start RECORD EXTRACTS

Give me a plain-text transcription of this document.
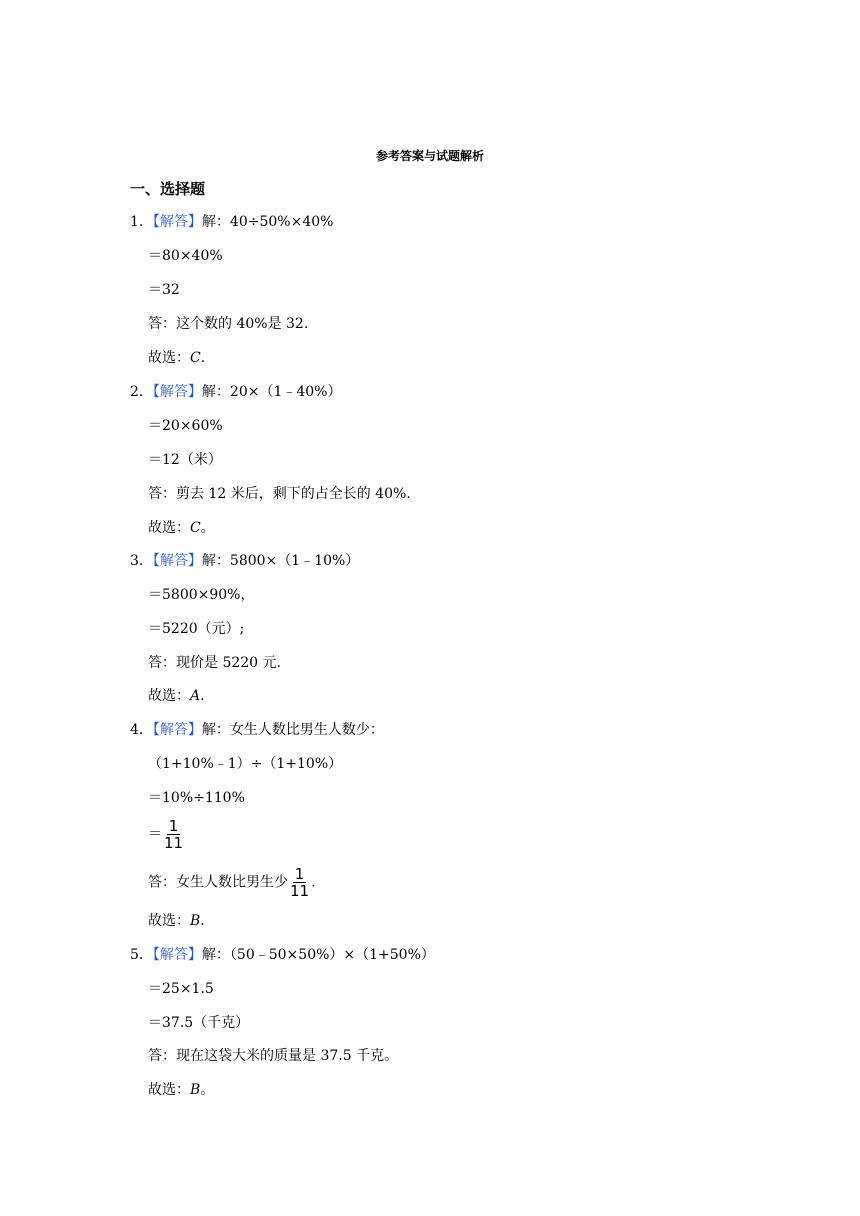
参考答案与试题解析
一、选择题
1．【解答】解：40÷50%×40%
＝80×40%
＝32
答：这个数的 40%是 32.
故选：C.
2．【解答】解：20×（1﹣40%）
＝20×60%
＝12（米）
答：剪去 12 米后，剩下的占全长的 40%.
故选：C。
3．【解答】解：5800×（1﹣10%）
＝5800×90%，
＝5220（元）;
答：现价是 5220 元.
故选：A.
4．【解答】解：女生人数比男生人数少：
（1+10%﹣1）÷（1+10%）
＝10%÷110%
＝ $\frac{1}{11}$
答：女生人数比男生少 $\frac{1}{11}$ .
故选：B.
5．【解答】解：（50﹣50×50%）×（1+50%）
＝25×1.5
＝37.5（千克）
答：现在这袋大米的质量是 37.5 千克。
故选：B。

end RECORD EXTRACTS
start RECORD EXTRACTS

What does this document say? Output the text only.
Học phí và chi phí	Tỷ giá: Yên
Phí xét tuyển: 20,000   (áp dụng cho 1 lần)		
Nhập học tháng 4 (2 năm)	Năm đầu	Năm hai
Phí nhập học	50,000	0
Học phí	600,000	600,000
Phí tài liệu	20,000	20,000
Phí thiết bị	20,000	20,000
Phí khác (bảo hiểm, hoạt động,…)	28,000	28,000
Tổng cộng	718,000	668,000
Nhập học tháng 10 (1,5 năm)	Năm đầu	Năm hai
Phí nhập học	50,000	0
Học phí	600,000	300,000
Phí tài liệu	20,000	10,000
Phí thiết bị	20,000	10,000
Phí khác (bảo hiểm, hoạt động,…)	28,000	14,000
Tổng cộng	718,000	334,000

end RECORD EXTRACTS
start RECORD EXTRACTS

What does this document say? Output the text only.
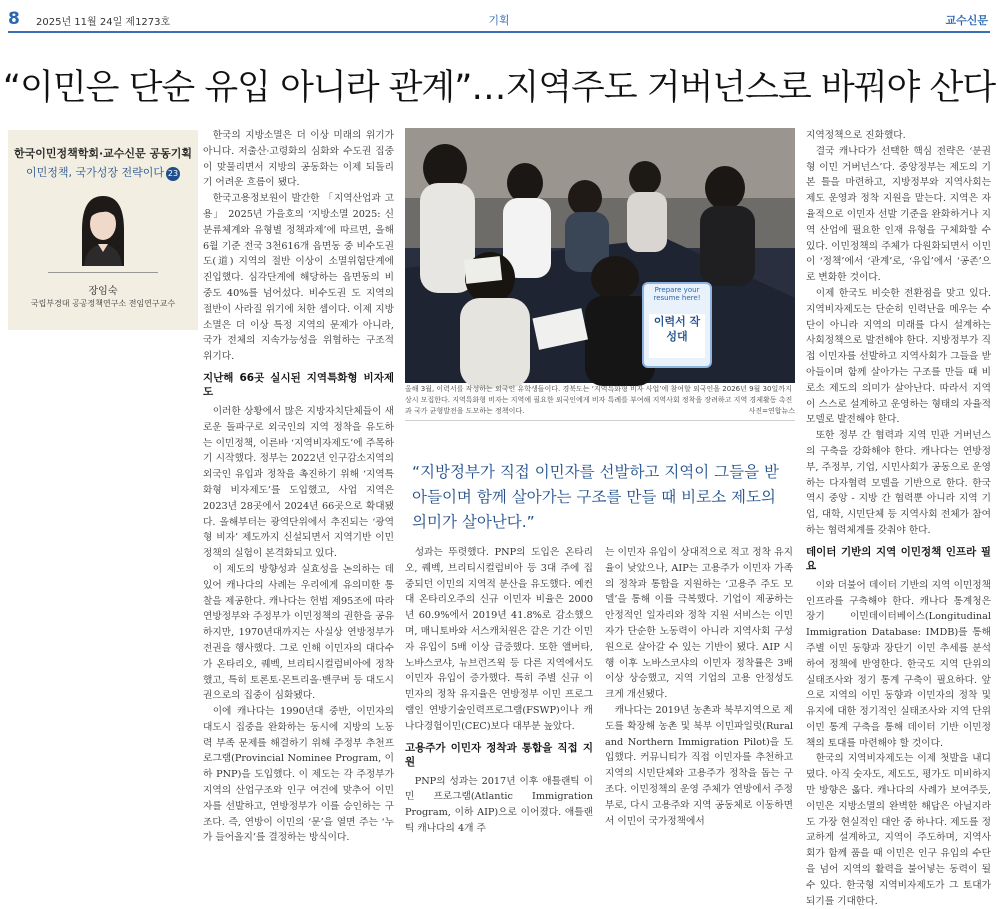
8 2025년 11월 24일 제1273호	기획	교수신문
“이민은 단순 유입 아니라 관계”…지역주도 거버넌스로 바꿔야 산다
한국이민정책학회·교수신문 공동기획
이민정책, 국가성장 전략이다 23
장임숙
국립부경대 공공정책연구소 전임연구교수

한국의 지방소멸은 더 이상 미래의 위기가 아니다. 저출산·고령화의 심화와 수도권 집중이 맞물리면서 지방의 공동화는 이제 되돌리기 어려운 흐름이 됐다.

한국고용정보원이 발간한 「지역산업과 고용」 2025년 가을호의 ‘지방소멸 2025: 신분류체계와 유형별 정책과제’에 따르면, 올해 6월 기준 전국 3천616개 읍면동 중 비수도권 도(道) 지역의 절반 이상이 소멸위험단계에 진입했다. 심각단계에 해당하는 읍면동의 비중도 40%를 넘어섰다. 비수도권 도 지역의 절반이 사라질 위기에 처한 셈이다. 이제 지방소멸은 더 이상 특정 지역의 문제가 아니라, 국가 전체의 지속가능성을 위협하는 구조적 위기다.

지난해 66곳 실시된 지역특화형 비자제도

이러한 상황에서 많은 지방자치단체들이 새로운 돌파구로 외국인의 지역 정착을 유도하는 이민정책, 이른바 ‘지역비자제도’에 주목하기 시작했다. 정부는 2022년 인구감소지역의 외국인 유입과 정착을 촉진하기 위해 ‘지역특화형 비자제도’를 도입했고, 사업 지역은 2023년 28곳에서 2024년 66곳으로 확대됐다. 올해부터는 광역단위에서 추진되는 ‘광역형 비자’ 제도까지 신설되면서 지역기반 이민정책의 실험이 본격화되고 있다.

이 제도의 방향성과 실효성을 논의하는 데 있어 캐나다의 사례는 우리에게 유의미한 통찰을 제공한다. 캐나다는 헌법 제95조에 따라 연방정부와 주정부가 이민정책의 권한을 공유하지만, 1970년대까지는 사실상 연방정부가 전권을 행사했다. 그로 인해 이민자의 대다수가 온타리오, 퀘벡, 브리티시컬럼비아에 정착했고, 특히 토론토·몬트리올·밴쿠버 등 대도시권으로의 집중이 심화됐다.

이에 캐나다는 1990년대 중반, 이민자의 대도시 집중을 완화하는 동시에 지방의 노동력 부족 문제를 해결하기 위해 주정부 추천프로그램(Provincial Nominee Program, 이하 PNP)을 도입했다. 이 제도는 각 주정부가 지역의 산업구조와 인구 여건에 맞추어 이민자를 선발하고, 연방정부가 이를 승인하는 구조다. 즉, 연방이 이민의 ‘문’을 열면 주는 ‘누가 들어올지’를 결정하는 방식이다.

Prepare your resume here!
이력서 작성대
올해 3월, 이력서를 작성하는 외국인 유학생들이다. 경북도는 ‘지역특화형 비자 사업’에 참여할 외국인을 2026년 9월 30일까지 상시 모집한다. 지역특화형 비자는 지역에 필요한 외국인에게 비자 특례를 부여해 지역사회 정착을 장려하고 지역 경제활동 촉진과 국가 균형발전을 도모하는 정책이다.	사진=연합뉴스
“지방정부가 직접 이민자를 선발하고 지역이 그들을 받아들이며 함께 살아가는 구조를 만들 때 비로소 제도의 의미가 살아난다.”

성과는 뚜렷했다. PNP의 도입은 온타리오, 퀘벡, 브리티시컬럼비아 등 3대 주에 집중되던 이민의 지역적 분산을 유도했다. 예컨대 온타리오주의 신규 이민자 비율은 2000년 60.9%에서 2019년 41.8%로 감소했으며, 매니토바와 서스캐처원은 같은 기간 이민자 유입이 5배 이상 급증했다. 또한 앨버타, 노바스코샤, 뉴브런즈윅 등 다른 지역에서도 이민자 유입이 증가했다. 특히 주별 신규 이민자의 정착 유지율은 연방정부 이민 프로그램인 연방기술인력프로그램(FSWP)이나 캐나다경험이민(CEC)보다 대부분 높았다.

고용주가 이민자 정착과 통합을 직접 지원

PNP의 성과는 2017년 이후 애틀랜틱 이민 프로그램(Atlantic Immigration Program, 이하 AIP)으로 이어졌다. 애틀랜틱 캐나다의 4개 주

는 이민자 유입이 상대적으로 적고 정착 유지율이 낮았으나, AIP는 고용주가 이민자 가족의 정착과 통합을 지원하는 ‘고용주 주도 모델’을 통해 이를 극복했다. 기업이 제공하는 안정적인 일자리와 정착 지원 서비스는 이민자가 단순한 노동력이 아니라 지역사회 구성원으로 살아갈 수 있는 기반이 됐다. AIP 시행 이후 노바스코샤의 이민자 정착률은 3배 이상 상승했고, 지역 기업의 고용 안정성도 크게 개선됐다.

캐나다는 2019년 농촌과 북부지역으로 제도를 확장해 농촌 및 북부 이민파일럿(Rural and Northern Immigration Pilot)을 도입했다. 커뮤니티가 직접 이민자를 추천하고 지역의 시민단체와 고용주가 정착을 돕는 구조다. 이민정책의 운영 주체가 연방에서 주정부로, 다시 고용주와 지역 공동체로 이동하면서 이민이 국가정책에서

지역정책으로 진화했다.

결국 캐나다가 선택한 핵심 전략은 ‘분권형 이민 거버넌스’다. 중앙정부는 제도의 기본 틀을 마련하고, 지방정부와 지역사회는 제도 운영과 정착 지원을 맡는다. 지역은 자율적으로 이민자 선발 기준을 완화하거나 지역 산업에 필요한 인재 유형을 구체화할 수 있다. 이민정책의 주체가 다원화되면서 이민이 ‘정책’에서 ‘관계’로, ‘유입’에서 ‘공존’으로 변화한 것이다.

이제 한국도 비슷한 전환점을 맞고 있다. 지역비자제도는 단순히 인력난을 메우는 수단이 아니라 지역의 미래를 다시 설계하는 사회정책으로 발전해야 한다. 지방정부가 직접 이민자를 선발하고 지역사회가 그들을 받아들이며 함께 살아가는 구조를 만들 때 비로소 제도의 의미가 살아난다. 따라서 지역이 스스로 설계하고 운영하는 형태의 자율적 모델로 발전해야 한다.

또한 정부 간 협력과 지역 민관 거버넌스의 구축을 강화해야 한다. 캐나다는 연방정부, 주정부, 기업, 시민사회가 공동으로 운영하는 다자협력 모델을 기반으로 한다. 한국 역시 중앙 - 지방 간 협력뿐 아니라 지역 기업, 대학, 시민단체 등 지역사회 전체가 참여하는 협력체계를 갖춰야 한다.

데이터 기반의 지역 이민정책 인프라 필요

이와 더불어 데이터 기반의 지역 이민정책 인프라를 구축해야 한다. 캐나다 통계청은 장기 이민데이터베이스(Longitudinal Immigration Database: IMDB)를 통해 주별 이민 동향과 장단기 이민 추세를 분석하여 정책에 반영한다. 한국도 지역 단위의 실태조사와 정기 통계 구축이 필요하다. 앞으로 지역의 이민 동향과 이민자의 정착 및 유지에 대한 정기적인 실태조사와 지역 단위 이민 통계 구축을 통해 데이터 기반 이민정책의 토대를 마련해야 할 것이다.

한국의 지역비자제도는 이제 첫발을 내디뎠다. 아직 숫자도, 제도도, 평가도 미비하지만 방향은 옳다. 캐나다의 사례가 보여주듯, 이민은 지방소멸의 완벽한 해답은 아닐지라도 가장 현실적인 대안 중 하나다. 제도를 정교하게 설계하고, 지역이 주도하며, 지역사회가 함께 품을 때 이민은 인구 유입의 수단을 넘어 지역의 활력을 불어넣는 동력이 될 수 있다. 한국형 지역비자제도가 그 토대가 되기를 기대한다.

end RECORD EXTRACTS

(DIRECTION):
Determine how many lines contain the word "thiết" and reply with that number alone.

(EXERCISE ANSWER):
2